-- EXERCISE DIRECTIONS --
Repeat the whole of the data, keeping every detail the same.
┌──
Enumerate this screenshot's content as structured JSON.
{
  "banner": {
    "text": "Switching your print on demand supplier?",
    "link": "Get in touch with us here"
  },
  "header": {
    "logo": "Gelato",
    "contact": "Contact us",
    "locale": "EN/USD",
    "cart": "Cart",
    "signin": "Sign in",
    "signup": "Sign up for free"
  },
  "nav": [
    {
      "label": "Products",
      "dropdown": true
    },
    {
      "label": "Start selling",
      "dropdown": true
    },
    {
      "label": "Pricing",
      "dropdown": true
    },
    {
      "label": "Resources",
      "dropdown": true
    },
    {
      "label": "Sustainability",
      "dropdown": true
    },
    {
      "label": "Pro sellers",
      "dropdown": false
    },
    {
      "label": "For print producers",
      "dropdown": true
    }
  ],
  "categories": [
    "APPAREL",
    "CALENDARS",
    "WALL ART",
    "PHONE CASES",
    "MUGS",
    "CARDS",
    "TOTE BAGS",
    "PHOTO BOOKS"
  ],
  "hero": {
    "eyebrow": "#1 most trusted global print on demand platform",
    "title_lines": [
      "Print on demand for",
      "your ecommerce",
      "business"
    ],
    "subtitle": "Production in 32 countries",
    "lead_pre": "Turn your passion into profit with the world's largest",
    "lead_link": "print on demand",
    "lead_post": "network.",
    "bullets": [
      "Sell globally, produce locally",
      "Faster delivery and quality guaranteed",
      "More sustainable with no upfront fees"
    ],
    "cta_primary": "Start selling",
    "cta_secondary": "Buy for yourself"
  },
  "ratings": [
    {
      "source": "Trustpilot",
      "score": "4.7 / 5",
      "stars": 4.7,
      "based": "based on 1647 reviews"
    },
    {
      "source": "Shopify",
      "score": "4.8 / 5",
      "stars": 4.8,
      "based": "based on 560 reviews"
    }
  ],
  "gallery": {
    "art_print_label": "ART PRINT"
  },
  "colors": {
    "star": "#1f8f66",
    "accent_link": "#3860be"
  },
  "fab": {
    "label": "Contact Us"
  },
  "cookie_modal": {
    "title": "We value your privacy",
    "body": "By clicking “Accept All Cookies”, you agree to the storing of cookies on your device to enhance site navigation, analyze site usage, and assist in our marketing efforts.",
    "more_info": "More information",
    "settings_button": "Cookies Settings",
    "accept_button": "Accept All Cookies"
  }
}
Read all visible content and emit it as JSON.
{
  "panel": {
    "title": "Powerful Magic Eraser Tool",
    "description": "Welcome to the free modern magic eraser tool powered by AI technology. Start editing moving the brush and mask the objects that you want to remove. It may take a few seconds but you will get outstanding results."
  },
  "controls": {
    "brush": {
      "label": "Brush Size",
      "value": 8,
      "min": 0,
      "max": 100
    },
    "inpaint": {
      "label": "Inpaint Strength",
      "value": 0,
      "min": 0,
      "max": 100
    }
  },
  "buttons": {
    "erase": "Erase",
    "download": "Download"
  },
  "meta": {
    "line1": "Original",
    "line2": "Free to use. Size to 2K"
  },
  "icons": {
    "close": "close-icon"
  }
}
└──
-- SOLUTION FOR THIS EXERCISE --
Enumerate this screenshot's content as structured JSON.
{
  "banner": {
    "text": "Switching your print on demand supplier?",
    "link": "Get in touch with us here"
  },
  "header": {
    "logo": "Gelato",
    "contact": "Contact us",
    "locale": "EN/USD",
    "cart": "Cart",
    "signin": "Sign in",
    "signup": "Sign up for free"
  },
  "nav": [
    {
      "label": "Products",
      "dropdown": true
    },
    {
      "label": "Start selling",
      "dropdown": true
    },
    {
      "label": "Pricing",
      "dropdown": true
    },
    {
      "label": "Resources",
      "dropdown": true
    },
    {
      "label": "Sustainability",
      "dropdown": true
    },
    {
      "label": "Pro sellers",
      "dropdown": false
    },
    {
      "label": "For print producers",
      "dropdown": true
    }
  ],
  "categories": [
    "APPAREL",
    "CALENDARS",
    "WALL ART",
    "PHONE CASES",
    "MUGS",
    "CARDS",
    "TOTE BAGS",
    "PHOTO BOOKS"
  ],
  "hero": {
    "eyebrow": "#1 most trusted global print on demand platform",
    "title_lines": [
      "Print on demand for",
      "your ecommerce",
      "business"
    ],
    "subtitle": "Production in 32 countries",
    "lead_pre": "Turn your passion into profit with the world's largest",
    "lead_link": "print on demand",
    "lead_post": "network.",
    "bullets": [
      "Sell globally, produce locally",
      "Faster delivery and quality guaranteed",
      "More sustainable with no upfront fees"
    ],
    "cta_primary": "Start selling",
    "cta_secondary": "Buy for yourself"
  },
  "ratings": [
    {
      "source": "Trustpilot",
      "score": "4.7 / 5",
      "stars": 4.7,
      "based": "based on 1647 reviews"
    },
    {
      "source": "Shopify",
      "score": "4.8 / 5",
      "stars": 4.8,
      "based": "based on 560 reviews"
    }
  ],
  "gallery": {
    "art_print_label": "ART PRINT"
  },
  "colors": {
    "star": "#1f8f66",
    "accent_link": "#3860be"
  },
  "fab": {
    "label": "Contact Us"
  },
  "cookie_modal": {
    "title": "We value your privacy",
    "body": "By clicking “Accept All Cookies”, you agree to the storing of cookies on your device to enhance site navigation, analyze site usage, and assist in our marketing efforts.",
    "more_info": "More information",
    "settings_button": "Cookies Settings",
    "accept_button": "Accept All Cookies"
  }
}
Read all visible content and emit it as JSON.
{
  "panel": {
    "title": "Powerful Magic Eraser Tool",
    "description": "Welcome to the free modern magic eraser tool powered by AI technology. Start editing moving the brush and mask the objects that you want to remove. It may take a few seconds but you will get outstanding results."
  },
  "controls": {
    "brush": {
      "label": "Brush Size",
      "value": 8,
      "min": 0,
      "max": 100
    },
    "inpaint": {
      "label": "Inpaint Strength",
      "value": 0,
      "min": 0,
      "max": 100
    }
  },
  "buttons": {
    "erase": "Erase",
    "download": "Download"
  },
  "meta": {
    "line1": "Original",
    "line2": "Free to use. Size to 2K"
  },
  "icons": {
    "close": "close-icon"
  }
}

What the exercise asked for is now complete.